What is needed: Collect all lines below with the string "shortwave".
[Start of Extracted data]
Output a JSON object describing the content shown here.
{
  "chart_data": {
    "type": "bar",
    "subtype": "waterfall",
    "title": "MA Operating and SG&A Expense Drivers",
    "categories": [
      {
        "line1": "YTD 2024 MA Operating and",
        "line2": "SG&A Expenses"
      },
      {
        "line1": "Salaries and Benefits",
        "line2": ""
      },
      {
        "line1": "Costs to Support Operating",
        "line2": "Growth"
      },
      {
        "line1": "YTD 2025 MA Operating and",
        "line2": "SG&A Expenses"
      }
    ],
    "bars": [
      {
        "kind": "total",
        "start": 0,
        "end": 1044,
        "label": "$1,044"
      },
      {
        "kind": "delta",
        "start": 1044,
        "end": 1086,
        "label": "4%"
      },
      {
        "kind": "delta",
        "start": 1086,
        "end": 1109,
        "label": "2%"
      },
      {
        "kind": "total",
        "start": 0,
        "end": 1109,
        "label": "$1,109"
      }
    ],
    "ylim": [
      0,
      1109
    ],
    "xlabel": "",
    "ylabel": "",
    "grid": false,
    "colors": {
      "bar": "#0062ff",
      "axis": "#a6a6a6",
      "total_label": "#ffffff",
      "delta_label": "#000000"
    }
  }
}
[End of Extracted data]
[Start of Extracted data]
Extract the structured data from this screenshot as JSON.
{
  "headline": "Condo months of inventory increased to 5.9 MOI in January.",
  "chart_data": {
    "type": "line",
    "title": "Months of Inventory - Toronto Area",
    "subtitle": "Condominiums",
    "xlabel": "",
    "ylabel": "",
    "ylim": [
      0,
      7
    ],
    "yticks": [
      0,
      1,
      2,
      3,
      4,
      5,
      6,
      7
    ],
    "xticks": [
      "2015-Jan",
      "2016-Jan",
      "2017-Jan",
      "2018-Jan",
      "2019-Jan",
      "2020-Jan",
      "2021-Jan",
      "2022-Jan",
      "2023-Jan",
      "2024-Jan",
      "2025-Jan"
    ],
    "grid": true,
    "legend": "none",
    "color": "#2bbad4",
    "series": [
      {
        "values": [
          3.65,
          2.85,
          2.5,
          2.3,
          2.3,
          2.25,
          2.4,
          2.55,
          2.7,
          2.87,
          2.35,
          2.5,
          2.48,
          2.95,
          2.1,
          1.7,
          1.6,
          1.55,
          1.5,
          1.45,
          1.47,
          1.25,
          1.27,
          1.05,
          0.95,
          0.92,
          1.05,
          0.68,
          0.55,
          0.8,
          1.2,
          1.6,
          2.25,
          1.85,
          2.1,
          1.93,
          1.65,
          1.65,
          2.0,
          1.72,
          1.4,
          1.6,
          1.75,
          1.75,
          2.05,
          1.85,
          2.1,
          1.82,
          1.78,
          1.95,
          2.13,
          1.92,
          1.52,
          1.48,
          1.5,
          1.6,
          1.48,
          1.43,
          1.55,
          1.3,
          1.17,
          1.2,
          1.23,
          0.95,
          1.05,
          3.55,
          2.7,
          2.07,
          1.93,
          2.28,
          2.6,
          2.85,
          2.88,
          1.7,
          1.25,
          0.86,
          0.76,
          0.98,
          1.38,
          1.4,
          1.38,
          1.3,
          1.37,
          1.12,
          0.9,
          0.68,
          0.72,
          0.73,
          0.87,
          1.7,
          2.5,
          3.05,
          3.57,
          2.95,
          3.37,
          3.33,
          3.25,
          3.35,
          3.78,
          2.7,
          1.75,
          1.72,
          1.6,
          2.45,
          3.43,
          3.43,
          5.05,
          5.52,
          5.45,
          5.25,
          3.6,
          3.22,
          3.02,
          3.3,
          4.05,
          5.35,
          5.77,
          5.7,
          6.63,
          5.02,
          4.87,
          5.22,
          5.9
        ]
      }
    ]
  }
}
[End of Extracted data]
[Start of Extracted data]
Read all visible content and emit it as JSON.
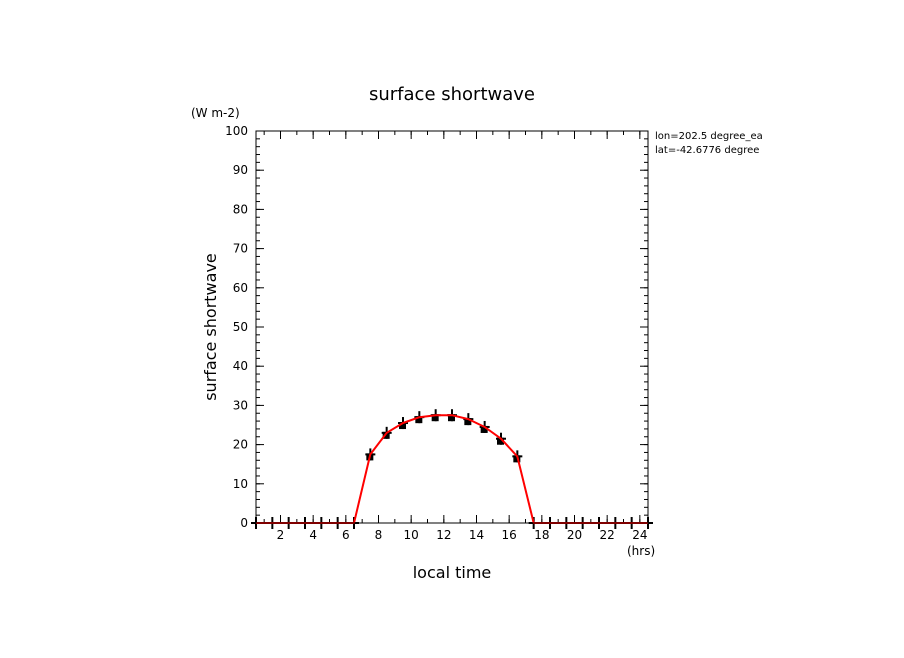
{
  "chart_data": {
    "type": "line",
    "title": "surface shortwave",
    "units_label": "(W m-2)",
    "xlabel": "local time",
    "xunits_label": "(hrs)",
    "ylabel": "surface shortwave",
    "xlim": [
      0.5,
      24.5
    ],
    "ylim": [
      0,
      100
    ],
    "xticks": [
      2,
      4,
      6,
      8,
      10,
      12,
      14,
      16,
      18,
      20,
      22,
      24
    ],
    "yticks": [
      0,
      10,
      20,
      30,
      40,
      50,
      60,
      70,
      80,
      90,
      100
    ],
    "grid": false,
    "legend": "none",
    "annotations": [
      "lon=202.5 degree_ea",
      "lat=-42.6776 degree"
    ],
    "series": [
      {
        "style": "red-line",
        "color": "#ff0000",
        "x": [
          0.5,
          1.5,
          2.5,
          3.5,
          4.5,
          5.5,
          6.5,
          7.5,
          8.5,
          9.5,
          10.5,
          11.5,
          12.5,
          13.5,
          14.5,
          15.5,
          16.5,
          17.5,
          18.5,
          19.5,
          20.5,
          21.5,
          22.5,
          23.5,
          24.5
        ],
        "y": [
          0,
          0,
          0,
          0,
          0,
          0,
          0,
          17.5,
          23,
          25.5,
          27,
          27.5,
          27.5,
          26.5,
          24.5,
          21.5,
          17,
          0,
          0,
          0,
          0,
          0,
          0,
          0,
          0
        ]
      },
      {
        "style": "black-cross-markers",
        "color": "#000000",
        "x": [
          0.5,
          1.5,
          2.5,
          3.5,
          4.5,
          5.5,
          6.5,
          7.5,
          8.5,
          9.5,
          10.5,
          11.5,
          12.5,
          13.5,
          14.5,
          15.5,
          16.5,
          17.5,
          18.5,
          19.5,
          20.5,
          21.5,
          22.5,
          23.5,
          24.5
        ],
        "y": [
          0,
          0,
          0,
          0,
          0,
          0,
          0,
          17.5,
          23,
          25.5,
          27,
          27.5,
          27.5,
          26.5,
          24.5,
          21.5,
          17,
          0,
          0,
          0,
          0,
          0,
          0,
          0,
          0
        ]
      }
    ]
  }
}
[End of Extracted data]
Final result:
    "title": "surface shortwave",
    "ylabel": "surface shortwave",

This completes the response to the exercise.